*Written exercise*
Of the lines in the listing below, how many hold "JSON"? Answer with the number only.

*Dataset records*
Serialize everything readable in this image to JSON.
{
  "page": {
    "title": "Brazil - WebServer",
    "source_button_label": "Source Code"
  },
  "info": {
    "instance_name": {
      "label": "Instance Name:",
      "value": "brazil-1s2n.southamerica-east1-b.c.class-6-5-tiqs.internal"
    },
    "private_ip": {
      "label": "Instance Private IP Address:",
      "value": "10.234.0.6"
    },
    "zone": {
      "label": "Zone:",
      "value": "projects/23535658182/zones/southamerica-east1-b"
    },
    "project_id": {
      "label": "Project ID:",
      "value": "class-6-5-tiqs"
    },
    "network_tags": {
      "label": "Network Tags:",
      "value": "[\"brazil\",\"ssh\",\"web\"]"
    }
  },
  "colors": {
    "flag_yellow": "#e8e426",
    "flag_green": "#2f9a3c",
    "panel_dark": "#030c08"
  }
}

--

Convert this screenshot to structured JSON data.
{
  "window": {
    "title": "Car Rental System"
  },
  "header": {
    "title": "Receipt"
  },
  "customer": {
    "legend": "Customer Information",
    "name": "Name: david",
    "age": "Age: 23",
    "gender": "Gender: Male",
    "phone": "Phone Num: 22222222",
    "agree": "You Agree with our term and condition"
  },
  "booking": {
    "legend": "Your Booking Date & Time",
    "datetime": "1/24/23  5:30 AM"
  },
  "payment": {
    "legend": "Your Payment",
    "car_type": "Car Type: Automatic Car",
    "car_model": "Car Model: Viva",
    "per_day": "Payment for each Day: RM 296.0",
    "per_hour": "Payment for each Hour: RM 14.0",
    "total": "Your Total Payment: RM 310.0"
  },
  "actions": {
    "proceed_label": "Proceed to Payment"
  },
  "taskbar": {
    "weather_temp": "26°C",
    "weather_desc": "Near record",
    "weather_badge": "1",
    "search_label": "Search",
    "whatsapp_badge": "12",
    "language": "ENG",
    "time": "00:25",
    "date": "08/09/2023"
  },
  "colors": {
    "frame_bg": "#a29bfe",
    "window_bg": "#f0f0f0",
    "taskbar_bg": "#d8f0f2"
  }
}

---

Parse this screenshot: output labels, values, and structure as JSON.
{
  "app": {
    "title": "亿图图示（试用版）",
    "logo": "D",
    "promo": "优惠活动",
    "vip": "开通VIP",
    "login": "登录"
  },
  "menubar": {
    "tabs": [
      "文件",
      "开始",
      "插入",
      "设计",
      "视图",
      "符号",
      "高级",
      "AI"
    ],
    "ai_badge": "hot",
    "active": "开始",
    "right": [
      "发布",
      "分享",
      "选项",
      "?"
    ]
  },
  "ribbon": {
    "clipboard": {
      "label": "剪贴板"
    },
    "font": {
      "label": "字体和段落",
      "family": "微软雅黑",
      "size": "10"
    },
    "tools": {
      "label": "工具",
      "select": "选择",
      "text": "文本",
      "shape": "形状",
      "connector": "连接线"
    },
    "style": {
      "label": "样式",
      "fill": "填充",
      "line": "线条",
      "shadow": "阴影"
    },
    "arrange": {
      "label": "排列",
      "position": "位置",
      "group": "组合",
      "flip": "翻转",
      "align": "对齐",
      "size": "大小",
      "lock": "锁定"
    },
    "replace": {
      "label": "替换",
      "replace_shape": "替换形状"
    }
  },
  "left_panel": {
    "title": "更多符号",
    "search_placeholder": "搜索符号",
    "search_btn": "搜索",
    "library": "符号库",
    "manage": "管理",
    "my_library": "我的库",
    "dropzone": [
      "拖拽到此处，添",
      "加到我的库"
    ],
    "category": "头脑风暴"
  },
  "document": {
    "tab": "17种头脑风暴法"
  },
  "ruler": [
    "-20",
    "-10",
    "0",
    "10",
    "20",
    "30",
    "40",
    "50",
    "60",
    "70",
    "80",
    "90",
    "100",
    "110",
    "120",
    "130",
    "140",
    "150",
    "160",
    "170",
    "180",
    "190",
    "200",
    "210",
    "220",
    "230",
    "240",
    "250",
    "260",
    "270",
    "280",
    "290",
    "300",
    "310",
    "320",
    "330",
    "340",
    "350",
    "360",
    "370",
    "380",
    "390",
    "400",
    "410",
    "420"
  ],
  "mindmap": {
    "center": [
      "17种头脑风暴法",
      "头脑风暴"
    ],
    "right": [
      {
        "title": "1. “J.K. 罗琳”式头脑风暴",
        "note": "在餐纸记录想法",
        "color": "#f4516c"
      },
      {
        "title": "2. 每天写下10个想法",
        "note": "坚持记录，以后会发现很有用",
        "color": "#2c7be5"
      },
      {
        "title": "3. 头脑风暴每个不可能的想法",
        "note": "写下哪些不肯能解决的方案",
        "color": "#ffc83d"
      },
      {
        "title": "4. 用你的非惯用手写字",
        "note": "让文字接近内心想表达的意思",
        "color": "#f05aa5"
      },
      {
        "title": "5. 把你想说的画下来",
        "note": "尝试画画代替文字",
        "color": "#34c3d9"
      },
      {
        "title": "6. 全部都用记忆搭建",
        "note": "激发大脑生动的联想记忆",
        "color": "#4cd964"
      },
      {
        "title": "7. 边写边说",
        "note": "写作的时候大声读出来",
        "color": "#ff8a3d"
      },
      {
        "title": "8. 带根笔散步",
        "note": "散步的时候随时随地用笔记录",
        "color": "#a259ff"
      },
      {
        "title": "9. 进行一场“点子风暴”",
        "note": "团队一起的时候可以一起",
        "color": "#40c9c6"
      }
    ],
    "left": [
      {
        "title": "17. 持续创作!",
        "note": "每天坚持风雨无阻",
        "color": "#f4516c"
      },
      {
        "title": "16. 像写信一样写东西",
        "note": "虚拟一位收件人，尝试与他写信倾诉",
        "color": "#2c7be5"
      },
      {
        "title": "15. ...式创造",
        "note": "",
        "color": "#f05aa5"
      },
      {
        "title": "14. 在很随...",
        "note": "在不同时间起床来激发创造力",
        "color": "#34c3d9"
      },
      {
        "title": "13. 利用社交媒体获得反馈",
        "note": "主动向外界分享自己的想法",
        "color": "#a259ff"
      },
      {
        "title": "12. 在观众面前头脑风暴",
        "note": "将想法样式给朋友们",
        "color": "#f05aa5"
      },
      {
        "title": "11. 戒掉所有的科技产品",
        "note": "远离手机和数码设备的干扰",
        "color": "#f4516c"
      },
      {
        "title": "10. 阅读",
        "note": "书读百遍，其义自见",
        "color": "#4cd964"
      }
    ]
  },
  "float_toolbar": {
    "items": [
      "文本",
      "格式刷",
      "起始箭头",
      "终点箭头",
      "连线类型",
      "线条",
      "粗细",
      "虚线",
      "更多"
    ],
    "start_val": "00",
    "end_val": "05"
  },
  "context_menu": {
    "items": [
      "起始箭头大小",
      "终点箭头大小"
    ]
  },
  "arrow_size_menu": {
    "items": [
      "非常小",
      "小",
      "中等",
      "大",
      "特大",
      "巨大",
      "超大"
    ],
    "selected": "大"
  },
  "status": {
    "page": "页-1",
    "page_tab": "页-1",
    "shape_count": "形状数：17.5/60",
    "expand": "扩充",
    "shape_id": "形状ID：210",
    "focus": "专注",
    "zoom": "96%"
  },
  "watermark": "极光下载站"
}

*The response*
3